Stored records:
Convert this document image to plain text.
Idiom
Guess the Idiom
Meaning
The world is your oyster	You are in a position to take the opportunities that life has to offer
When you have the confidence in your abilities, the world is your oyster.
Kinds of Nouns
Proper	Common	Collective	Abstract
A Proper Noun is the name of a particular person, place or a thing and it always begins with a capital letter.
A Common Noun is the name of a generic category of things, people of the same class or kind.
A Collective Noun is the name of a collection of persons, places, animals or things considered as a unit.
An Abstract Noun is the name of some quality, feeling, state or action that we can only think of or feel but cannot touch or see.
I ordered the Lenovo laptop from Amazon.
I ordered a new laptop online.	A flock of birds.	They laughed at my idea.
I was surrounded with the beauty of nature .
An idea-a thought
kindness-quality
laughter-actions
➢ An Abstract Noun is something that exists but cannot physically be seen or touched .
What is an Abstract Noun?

EXERCISE TASK -
Return all of the entries word for word.

RESPONSE TO THIS TASK -
Convert this document image to plain text.
Idiom
Guess the Idiom
Meaning
The world is your oyster	You are in a position to take the opportunities that life has to offer
When you have the confidence in your abilities, the world is your oyster.
Kinds of Nouns
Proper	Common	Collective	Abstract
A Proper Noun is the name of a particular person, place or a thing and it always begins with a capital letter.
A Common Noun is the name of a generic category of things, people of the same class or kind.
A Collective Noun is the name of a collection of persons, places, animals or things considered as a unit.
An Abstract Noun is the name of some quality, feeling, state or action that we can only think of or feel but cannot touch or see.
I ordered the Lenovo laptop from Amazon.
I ordered a new laptop online.	A flock of birds.	They laughed at my idea.
I was surrounded with the beauty of nature .
An idea-a thought
kindness-quality
laughter-actions
➢ An Abstract Noun is something that exists but cannot physically be seen or touched .
What is an Abstract Noun?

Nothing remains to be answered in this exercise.